Show all lines from the data that include the word "mITT".

Records contained in a dataset
'''

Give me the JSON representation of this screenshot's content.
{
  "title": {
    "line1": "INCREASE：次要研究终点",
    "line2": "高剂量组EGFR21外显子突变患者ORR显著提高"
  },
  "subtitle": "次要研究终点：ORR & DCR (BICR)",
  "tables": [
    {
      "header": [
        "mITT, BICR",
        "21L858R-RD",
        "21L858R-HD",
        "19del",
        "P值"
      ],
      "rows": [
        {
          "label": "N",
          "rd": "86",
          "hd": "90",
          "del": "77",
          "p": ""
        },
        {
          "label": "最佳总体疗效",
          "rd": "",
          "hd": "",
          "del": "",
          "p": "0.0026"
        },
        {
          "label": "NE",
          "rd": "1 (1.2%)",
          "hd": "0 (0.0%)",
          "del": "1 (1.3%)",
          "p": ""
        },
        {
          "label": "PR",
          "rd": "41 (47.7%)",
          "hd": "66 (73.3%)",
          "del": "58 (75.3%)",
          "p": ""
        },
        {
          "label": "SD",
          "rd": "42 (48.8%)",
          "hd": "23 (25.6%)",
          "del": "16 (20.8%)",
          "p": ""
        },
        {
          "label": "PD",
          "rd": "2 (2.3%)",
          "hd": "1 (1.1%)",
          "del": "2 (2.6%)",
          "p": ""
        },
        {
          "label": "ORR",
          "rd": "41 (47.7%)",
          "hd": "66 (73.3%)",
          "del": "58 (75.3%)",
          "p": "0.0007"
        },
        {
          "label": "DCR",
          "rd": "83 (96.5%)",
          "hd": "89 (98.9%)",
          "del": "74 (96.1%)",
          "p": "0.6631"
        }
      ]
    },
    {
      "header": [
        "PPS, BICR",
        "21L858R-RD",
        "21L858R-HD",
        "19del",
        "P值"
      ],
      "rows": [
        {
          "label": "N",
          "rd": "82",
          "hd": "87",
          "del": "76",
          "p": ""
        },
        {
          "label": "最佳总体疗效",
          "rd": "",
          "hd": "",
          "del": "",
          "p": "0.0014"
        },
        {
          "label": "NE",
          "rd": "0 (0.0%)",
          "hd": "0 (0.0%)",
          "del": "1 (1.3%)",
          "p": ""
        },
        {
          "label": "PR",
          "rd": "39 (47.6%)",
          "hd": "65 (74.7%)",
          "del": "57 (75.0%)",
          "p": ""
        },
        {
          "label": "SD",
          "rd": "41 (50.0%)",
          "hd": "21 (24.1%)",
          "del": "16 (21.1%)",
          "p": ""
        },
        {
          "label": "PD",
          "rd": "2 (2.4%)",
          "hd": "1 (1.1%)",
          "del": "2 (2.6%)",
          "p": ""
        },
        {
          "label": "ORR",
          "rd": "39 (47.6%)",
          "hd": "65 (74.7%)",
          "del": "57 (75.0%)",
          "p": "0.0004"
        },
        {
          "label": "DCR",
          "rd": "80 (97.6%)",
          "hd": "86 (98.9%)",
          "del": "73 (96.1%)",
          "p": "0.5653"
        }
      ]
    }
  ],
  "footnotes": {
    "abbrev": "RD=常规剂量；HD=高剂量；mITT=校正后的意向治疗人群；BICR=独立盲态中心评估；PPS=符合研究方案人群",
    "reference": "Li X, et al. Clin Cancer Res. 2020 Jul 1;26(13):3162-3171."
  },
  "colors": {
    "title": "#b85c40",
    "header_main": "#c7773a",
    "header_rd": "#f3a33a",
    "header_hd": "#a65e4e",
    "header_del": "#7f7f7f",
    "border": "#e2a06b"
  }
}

'''

Worked solution
        "mITT, BICR",
    "abbrev": "RD=常规剂量；HD=高剂量；mITT=校正后的意向治疗人群；BICR=独立盲态中心评估；PPS=符合研究方案人群",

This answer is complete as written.